◆ **GOAL OF THE EXERCISE**
Extract the complete data exactly as given.

◆ **Extracted records**

------------------------------------------------------------

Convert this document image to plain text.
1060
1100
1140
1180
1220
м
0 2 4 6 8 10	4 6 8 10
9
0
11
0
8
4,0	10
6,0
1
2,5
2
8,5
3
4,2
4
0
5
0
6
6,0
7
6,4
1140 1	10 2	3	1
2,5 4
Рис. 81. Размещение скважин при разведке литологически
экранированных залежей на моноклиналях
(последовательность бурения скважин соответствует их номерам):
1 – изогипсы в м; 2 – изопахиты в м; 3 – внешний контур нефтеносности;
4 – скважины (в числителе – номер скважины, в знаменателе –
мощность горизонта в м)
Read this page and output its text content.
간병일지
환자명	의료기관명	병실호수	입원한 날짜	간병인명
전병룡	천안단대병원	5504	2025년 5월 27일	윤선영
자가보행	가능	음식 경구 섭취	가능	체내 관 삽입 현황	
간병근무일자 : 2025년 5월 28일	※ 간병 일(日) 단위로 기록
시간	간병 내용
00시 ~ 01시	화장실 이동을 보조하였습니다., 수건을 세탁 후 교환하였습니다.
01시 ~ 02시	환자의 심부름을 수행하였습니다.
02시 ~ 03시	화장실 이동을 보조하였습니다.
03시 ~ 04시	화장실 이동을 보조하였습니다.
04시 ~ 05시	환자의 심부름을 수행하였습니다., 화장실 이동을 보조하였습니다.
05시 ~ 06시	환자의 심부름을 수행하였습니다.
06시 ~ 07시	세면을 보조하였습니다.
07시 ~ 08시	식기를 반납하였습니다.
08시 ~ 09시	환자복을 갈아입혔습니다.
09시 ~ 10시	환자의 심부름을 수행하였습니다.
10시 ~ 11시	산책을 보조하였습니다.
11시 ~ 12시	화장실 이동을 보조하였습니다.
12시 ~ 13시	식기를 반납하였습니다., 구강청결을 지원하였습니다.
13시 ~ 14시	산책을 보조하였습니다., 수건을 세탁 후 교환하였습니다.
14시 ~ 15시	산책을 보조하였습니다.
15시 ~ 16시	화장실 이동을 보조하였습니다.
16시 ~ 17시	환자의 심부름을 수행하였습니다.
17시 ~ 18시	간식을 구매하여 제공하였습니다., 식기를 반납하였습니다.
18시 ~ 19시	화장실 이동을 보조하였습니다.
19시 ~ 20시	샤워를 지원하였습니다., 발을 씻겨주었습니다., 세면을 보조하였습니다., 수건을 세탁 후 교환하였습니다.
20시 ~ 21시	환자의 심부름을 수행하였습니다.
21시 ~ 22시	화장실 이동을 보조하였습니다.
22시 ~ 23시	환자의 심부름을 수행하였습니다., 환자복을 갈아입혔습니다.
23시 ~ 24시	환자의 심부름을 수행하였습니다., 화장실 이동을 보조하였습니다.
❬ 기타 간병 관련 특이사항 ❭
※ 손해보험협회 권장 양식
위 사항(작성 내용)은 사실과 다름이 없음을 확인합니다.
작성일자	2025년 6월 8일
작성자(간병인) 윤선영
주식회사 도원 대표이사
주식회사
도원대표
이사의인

------------------------------------------------------------

◆ **ANSWER TO THE PROBLEM**
Convert this document image to plain text.
1060
1100
1140
1180
1220
м
0 2 4 6 8 10	4 6 8 10
9
0
11
0
8
4,0	10
6,0
1
2,5
2
8,5
3
4,2
4
0
5
0
6
6,0
7
6,4
1140 1	10 2	3	1
2,5 4
Рис. 81. Размещение скважин при разведке литологически
экранированных залежей на моноклиналях
(последовательность бурения скважин соответствует их номерам):
1 – изогипсы в м; 2 – изопахиты в м; 3 – внешний контур нефтеносности;
4 – скважины (в числителе – номер скважины, в знаменателе –
мощность горизонта в м)
Read this page and output its text content.
간병일지
환자명	의료기관명	병실호수	입원한 날짜	간병인명
전병룡	천안단대병원	5504	2025년 5월 27일	윤선영
자가보행	가능	음식 경구 섭취	가능	체내 관 삽입 현황	
간병근무일자 : 2025년 5월 28일	※ 간병 일(日) 단위로 기록
시간	간병 내용
00시 ~ 01시	화장실 이동을 보조하였습니다., 수건을 세탁 후 교환하였습니다.
01시 ~ 02시	환자의 심부름을 수행하였습니다.
02시 ~ 03시	화장실 이동을 보조하였습니다.
03시 ~ 04시	화장실 이동을 보조하였습니다.
04시 ~ 05시	환자의 심부름을 수행하였습니다., 화장실 이동을 보조하였습니다.
05시 ~ 06시	환자의 심부름을 수행하였습니다.
06시 ~ 07시	세면을 보조하였습니다.
07시 ~ 08시	식기를 반납하였습니다.
08시 ~ 09시	환자복을 갈아입혔습니다.
09시 ~ 10시	환자의 심부름을 수행하였습니다.
10시 ~ 11시	산책을 보조하였습니다.
11시 ~ 12시	화장실 이동을 보조하였습니다.
12시 ~ 13시	식기를 반납하였습니다., 구강청결을 지원하였습니다.
13시 ~ 14시	산책을 보조하였습니다., 수건을 세탁 후 교환하였습니다.
14시 ~ 15시	산책을 보조하였습니다.
15시 ~ 16시	화장실 이동을 보조하였습니다.
16시 ~ 17시	환자의 심부름을 수행하였습니다.
17시 ~ 18시	간식을 구매하여 제공하였습니다., 식기를 반납하였습니다.
18시 ~ 19시	화장실 이동을 보조하였습니다.
19시 ~ 20시	샤워를 지원하였습니다., 발을 씻겨주었습니다., 세면을 보조하였습니다., 수건을 세탁 후 교환하였습니다.
20시 ~ 21시	환자의 심부름을 수행하였습니다.
21시 ~ 22시	화장실 이동을 보조하였습니다.
22시 ~ 23시	환자의 심부름을 수행하였습니다., 환자복을 갈아입혔습니다.
23시 ~ 24시	환자의 심부름을 수행하였습니다., 화장실 이동을 보조하였습니다.
❬ 기타 간병 관련 특이사항 ❭
※ 손해보험협회 권장 양식
위 사항(작성 내용)은 사실과 다름이 없음을 확인합니다.
작성일자	2025년 6월 8일
작성자(간병인) 윤선영
주식회사 도원 대표이사
주식회사
도원대표
이사의인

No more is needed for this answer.